(begin)

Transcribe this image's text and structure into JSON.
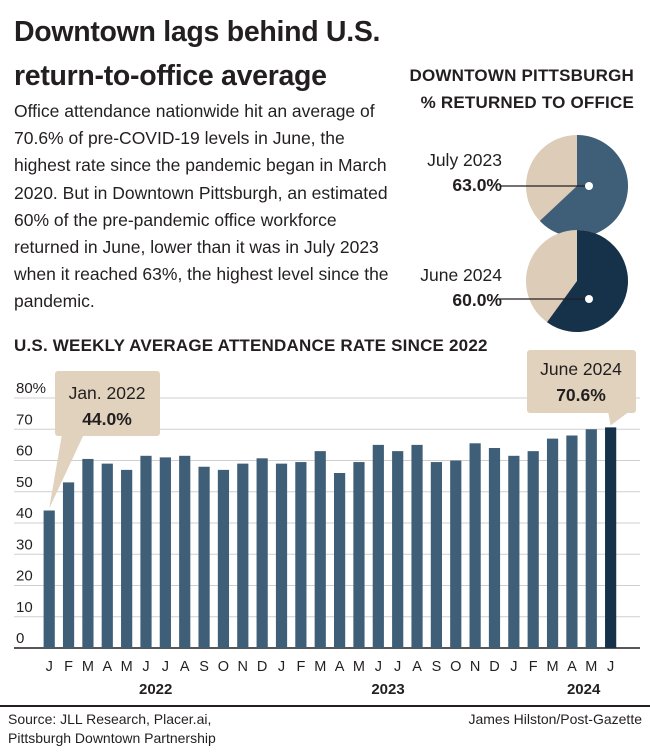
{
  "headline": {
    "line1": "Downtown lags behind U.S.",
    "line2": "return-to-office average"
  },
  "body_text": "Office attendance nationwide hit an average of 70.6% of pre-COVID-19 levels in June, the highest rate since the pandemic began in March 2020. But in Downtown Pittsburgh, an estimated 60% of the pre-pandemic office workforce returned in June, lower than it was in July 2023 when it reached 63%, the highest level since the pandemic.",
  "pies": {
    "title_line1": "DOWNTOWN PITTSBURGH",
    "title_line2": "% RETURNED TO OFFICE",
    "items": [
      {
        "label": "July 2023",
        "pct_label": "63.0%",
        "value": 63.0,
        "color": "#3f5f78"
      },
      {
        "label": "June 2024",
        "pct_label": "60.0%",
        "value": 60.0,
        "color": "#15324a"
      }
    ],
    "remainder_color": "#dcccb8"
  },
  "bar_section_title": "U.S. WEEKLY AVERAGE ATTENDANCE RATE SINCE 2022",
  "callouts": {
    "first": {
      "label": "Jan. 2022",
      "value": "44.0%"
    },
    "last": {
      "label": "June 2024",
      "value": "70.6%"
    },
    "fill": "#e0d2bd"
  },
  "colors": {
    "bar": "#3f5f78",
    "bar_highlight": "#15324a",
    "grid": "#cfcfcf",
    "axis": "#231f20"
  },
  "chart_data": {
    "type": "bar",
    "title": "U.S. WEEKLY AVERAGE ATTENDANCE RATE SINCE 2022",
    "xlabel": "",
    "ylabel": "",
    "ylim": [
      0,
      80
    ],
    "yticks": [
      0,
      10,
      20,
      30,
      40,
      50,
      60,
      70,
      80
    ],
    "ytick_labels": [
      "0",
      "10",
      "20",
      "30",
      "40",
      "50",
      "60",
      "70",
      "80%"
    ],
    "grid": true,
    "categories": [
      "J",
      "F",
      "M",
      "A",
      "M",
      "J",
      "J",
      "A",
      "S",
      "O",
      "N",
      "D",
      "J",
      "F",
      "M",
      "A",
      "M",
      "J",
      "J",
      "A",
      "S",
      "O",
      "N",
      "D",
      "J",
      "F",
      "M",
      "A",
      "M",
      "J"
    ],
    "years": [
      {
        "label": "2022",
        "start": 0,
        "end": 11
      },
      {
        "label": "2023",
        "start": 12,
        "end": 23
      },
      {
        "label": "2024",
        "start": 24,
        "end": 29
      }
    ],
    "values": [
      44.0,
      53.0,
      60.5,
      59.0,
      57.0,
      61.5,
      61.0,
      61.5,
      58.0,
      57.0,
      59.0,
      60.7,
      59.0,
      59.5,
      63.0,
      56.0,
      59.5,
      65.0,
      63.0,
      65.0,
      59.5,
      60.0,
      65.5,
      64.0,
      61.5,
      63.0,
      67.0,
      68.0,
      70.0,
      70.6
    ]
  },
  "footer": {
    "source_line1": "Source: JLL Research, Placer.ai,",
    "source_line2": "Pittsburgh Downtown Partnership",
    "credit": "James Hilston/Post-Gazette"
  }
}
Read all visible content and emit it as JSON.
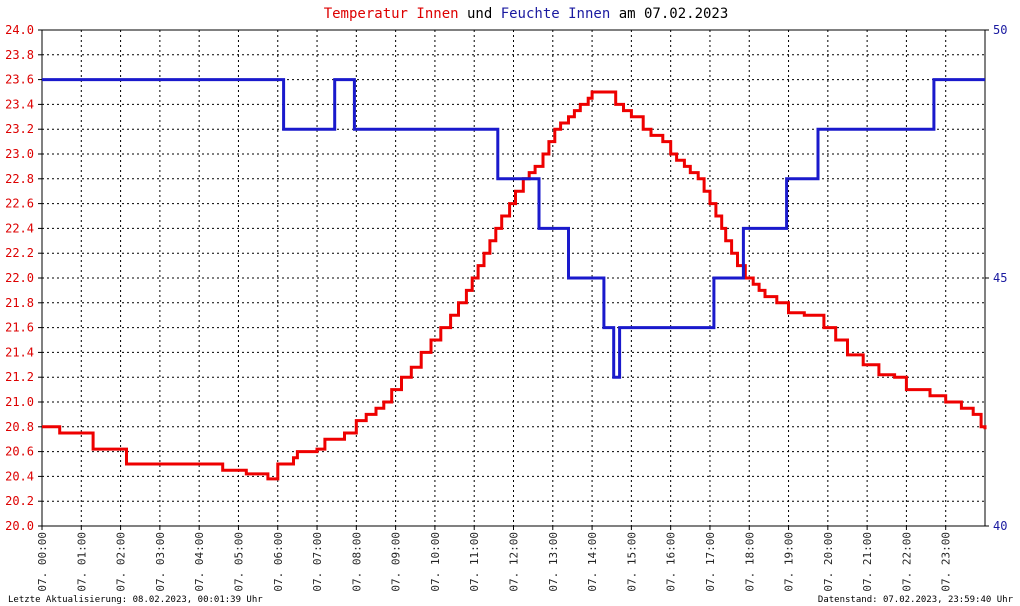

(end)

• TO DO
Copy each line above precisely, dropping the pictures.

• REPLY
Transcribe this image's text and structure into JSON.
{
  "headline": {
    "line1": "Downtown lags behind U.S.",
    "line2": "return-to-office average"
  },
  "body_text": "Office attendance nationwide hit an average of 70.6% of pre-COVID-19 levels in June, the highest rate since the pandemic began in March 2020. But in Downtown Pittsburgh, an estimated 60% of the pre-pandemic office workforce returned in June, lower than it was in July 2023 when it reached 63%, the highest level since the pandemic.",
  "pies": {
    "title_line1": "DOWNTOWN PITTSBURGH",
    "title_line2": "% RETURNED TO OFFICE",
    "items": [
      {
        "label": "July 2023",
        "pct_label": "63.0%",
        "value": 63.0,
        "color": "#3f5f78"
      },
      {
        "label": "June 2024",
        "pct_label": "60.0%",
        "value": 60.0,
        "color": "#15324a"
      }
    ],
    "remainder_color": "#dcccb8"
  },
  "bar_section_title": "U.S. WEEKLY AVERAGE ATTENDANCE RATE SINCE 2022",
  "callouts": {
    "first": {
      "label": "Jan. 2022",
      "value": "44.0%"
    },
    "last": {
      "label": "June 2024",
      "value": "70.6%"
    },
    "fill": "#e0d2bd"
  },
  "colors": {
    "bar": "#3f5f78",
    "bar_highlight": "#15324a",
    "grid": "#cfcfcf",
    "axis": "#231f20"
  },
  "chart_data": {
    "type": "bar",
    "title": "U.S. WEEKLY AVERAGE ATTENDANCE RATE SINCE 2022",
    "xlabel": "",
    "ylabel": "",
    "ylim": [
      0,
      80
    ],
    "yticks": [
      0,
      10,
      20,
      30,
      40,
      50,
      60,
      70,
      80
    ],
    "ytick_labels": [
      "0",
      "10",
      "20",
      "30",
      "40",
      "50",
      "60",
      "70",
      "80%"
    ],
    "grid": true,
    "categories": [
      "J",
      "F",
      "M",
      "A",
      "M",
      "J",
      "J",
      "A",
      "S",
      "O",
      "N",
      "D",
      "J",
      "F",
      "M",
      "A",
      "M",
      "J",
      "J",
      "A",
      "S",
      "O",
      "N",
      "D",
      "J",
      "F",
      "M",
      "A",
      "M",
      "J"
    ],
    "years": [
      {
        "label": "2022",
        "start": 0,
        "end": 11
      },
      {
        "label": "2023",
        "start": 12,
        "end": 23
      },
      {
        "label": "2024",
        "start": 24,
        "end": 29
      }
    ],
    "values": [
      44.0,
      53.0,
      60.5,
      59.0,
      57.0,
      61.5,
      61.0,
      61.5,
      58.0,
      57.0,
      59.0,
      60.7,
      59.0,
      59.5,
      63.0,
      56.0,
      59.5,
      65.0,
      63.0,
      65.0,
      59.5,
      60.0,
      65.5,
      64.0,
      61.5,
      63.0,
      67.0,
      68.0,
      70.0,
      70.6
    ]
  },
  "footer": {
    "source_line1": "Source: JLL Research, Placer.ai,",
    "source_line2": "Pittsburgh Downtown Partnership",
    "credit": "James Hilston/Post-Gazette"
  }
}
Read all visible content and emit it as JSON.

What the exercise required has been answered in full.